WHAT YOU HAVE TO DO = Exclude the pictures, then repeat the remaining data exactly.

RECORDS =

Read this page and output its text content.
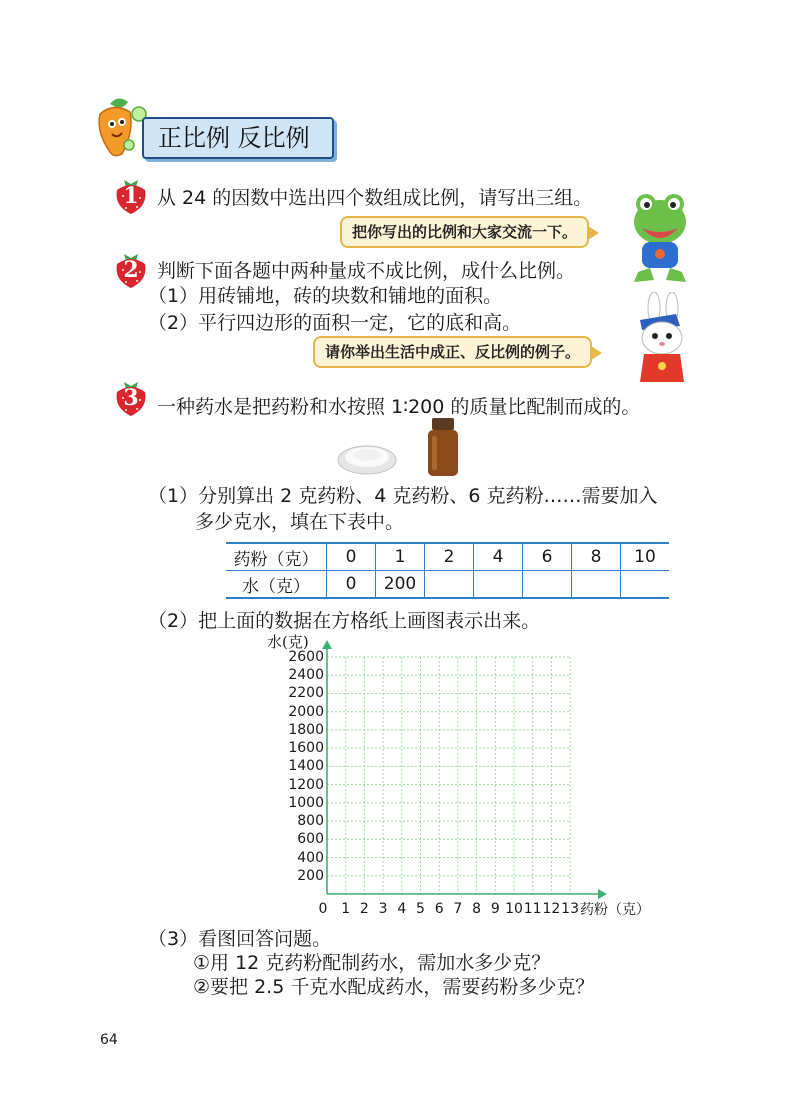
正比例 反比例
1 从 24 的因数中选出四个数组成比例，请写出三组。
把你写出的比例和大家交流一下。
2 判断下面各题中两种量成不成比例，成什么比例。
（1）用砖铺地，砖的块数和铺地的面积。
（2）平行四边形的面积一定，它的底和高。
请你举出生活中成正、反比例的例子。
3 一种药水是把药粉和水按照 1∶200 的质量比配制而成的。
（1）分别算出 2 克药粉、4 克药粉、6 克药粉……需要加入
多少克水，填在下表中。
药粉（克）	0	1	2	4	6	8	10
水（克）	0	200					
（2）把上面的数据在方格纸上画图表示出来。
水(克)
药粉（克）
200
400
600
800
1000
1200
1400
1600
1800
2000
2200
2400
2600
0 1 2 3 4 5 6 7 8 9 10 11 12 13
（3）看图回答问题。
①用 12 克药粉配制药水，需加水多少克？
②要把 2.5 千克水配成药水，需要药粉多少克？
64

EXPECTED ANSWER =
Read this page and output its text content.
正比例 反比例
1 从 24 的因数中选出四个数组成比例，请写出三组。
把你写出的比例和大家交流一下。
2 判断下面各题中两种量成不成比例，成什么比例。
（1）用砖铺地，砖的块数和铺地的面积。
（2）平行四边形的面积一定，它的底和高。
请你举出生活中成正、反比例的例子。
3 一种药水是把药粉和水按照 1∶200 的质量比配制而成的。
（1）分别算出 2 克药粉、4 克药粉、6 克药粉……需要加入
多少克水，填在下表中。
药粉（克）	0	1	2	4	6	8	10
水（克）	0	200					
（2）把上面的数据在方格纸上画图表示出来。
水(克)
药粉（克）
200
400
600
800
1000
1200
1400
1600
1800
2000
2200
2400
2600
0 1 2 3 4 5 6 7 8 9 10 11 12 13
（3）看图回答问题。
①用 12 克药粉配制药水，需加水多少克？
②要把 2.5 千克水配成药水，需要药粉多少克？
64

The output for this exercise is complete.